### AIM OF THE EXERCISE:
Each line below must be set down exactly; omit any image you find.

--- start RECORDED DATA ---

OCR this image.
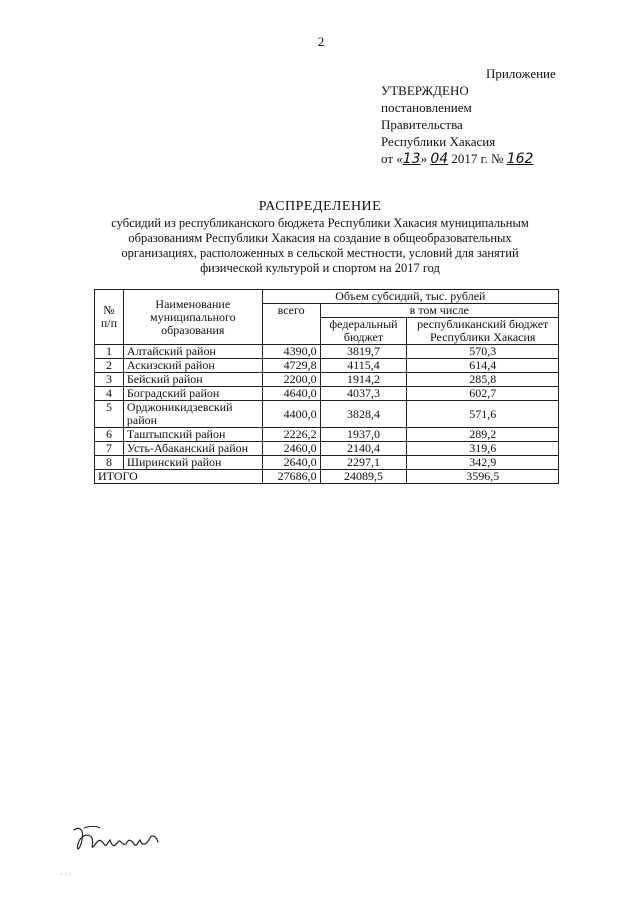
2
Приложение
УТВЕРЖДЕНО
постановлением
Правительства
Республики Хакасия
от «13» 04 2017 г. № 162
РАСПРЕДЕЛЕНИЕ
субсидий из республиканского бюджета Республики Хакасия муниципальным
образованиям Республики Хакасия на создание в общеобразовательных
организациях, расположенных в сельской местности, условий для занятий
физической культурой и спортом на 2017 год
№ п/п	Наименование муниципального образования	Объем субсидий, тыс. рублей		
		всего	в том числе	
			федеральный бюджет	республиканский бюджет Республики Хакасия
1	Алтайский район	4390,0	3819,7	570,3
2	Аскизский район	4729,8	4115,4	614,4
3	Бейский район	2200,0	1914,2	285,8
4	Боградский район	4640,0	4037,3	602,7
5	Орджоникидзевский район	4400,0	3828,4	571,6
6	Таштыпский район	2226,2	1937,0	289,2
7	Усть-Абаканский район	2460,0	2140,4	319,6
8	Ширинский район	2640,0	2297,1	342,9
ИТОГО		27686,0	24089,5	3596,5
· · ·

--- end RECORDED DATA ---

### SOLUTION FOR THIS EXERCISE:
OCR this image.
2
Приложение
УТВЕРЖДЕНО
постановлением
Правительства
Республики Хакасия
от «13» 04 2017 г. № 162
РАСПРЕДЕЛЕНИЕ
субсидий из республиканского бюджета Республики Хакасия муниципальным
образованиям Республики Хакасия на создание в общеобразовательных
организациях, расположенных в сельской местности, условий для занятий
физической культурой и спортом на 2017 год
№ п/п	Наименование муниципального образования	Объем субсидий, тыс. рублей		
		всего	в том числе	
			федеральный бюджет	республиканский бюджет Республики Хакасия
1	Алтайский район	4390,0	3819,7	570,3
2	Аскизский район	4729,8	4115,4	614,4
3	Бейский район	2200,0	1914,2	285,8
4	Боградский район	4640,0	4037,3	602,7
5	Орджоникидзевский район	4400,0	3828,4	571,6
6	Таштыпский район	2226,2	1937,0	289,2
7	Усть-Абаканский район	2460,0	2140,4	319,6
8	Ширинский район	2640,0	2297,1	342,9
ИТОГО		27686,0	24089,5	3596,5
· · ·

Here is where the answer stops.